>> Begin AVAILABLE DATA
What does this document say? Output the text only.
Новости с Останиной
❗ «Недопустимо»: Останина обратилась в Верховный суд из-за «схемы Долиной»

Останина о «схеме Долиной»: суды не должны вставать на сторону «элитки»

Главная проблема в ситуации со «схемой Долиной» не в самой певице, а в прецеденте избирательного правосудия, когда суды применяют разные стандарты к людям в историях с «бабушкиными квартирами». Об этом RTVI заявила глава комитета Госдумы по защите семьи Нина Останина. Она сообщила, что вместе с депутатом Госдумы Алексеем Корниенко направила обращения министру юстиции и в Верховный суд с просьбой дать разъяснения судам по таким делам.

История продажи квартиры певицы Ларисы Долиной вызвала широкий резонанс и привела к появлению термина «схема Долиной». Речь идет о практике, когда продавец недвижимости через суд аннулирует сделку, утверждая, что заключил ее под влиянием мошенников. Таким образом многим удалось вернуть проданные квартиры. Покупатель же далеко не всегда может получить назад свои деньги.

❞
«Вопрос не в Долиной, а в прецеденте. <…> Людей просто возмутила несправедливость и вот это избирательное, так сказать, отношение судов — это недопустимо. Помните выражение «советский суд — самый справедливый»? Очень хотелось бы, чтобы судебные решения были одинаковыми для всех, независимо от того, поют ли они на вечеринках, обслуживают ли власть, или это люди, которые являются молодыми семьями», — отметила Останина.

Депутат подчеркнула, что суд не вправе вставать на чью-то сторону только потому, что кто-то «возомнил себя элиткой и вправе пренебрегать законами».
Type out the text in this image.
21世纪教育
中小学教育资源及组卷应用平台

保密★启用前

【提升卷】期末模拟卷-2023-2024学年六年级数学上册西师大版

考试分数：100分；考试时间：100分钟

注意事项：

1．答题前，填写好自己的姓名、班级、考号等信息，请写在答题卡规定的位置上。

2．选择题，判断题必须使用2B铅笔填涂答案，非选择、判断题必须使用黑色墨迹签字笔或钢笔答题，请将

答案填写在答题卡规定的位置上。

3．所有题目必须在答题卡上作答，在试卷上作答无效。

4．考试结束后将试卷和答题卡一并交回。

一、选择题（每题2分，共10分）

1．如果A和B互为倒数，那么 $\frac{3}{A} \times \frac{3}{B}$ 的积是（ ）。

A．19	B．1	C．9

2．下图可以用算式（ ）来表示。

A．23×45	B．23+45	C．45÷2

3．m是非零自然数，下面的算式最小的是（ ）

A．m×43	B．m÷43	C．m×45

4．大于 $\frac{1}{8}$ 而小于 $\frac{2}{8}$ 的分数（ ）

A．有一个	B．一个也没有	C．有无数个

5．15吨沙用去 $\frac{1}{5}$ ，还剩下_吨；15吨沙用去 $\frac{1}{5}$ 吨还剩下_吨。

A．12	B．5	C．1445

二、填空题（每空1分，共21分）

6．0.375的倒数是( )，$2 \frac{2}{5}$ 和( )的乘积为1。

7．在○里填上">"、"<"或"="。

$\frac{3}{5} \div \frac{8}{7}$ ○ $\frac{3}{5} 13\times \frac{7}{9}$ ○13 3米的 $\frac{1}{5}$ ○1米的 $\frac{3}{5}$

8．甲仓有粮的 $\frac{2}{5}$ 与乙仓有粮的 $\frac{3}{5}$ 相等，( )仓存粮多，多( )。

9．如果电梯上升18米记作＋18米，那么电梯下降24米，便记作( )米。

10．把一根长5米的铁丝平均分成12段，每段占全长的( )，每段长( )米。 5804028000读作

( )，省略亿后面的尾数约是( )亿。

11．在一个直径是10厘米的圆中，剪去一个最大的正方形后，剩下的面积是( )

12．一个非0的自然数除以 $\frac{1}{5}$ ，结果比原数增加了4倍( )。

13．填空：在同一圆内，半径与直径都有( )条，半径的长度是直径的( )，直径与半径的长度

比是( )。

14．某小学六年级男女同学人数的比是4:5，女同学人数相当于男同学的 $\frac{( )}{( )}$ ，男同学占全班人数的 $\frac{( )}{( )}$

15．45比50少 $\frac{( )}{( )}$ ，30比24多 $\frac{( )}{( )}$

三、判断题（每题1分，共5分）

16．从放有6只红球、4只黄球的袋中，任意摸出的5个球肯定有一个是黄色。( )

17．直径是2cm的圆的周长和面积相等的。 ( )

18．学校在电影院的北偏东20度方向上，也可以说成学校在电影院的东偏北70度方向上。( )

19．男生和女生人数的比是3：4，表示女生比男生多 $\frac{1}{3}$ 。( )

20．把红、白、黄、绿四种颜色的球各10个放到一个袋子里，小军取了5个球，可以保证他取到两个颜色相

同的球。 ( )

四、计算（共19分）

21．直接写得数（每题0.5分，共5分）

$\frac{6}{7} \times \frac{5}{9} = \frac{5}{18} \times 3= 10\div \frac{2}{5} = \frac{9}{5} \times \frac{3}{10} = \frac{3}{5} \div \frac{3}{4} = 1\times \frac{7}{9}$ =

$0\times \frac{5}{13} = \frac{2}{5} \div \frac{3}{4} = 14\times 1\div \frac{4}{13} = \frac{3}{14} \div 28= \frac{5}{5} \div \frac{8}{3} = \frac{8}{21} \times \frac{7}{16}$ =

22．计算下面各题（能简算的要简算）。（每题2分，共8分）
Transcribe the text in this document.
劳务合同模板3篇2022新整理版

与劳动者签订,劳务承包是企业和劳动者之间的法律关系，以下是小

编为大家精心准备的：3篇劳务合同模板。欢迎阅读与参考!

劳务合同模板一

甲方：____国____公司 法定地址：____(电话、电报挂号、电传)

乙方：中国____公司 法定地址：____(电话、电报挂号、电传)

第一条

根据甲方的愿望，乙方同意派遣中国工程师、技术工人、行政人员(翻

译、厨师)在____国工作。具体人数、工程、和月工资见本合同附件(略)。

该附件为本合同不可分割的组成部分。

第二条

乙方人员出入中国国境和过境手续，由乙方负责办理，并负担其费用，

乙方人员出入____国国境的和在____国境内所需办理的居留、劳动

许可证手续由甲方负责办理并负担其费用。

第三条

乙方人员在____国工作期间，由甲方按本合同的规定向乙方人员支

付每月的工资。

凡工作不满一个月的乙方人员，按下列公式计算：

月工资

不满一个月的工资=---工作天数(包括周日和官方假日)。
>> End AVAILABLE DATA
## PROBLEM DESCRIPTION
List every line in the records above that contains the word "document".

## EXERCISE SOLUTION
What does this document say? Output the text only.
Transcribe the text in this document.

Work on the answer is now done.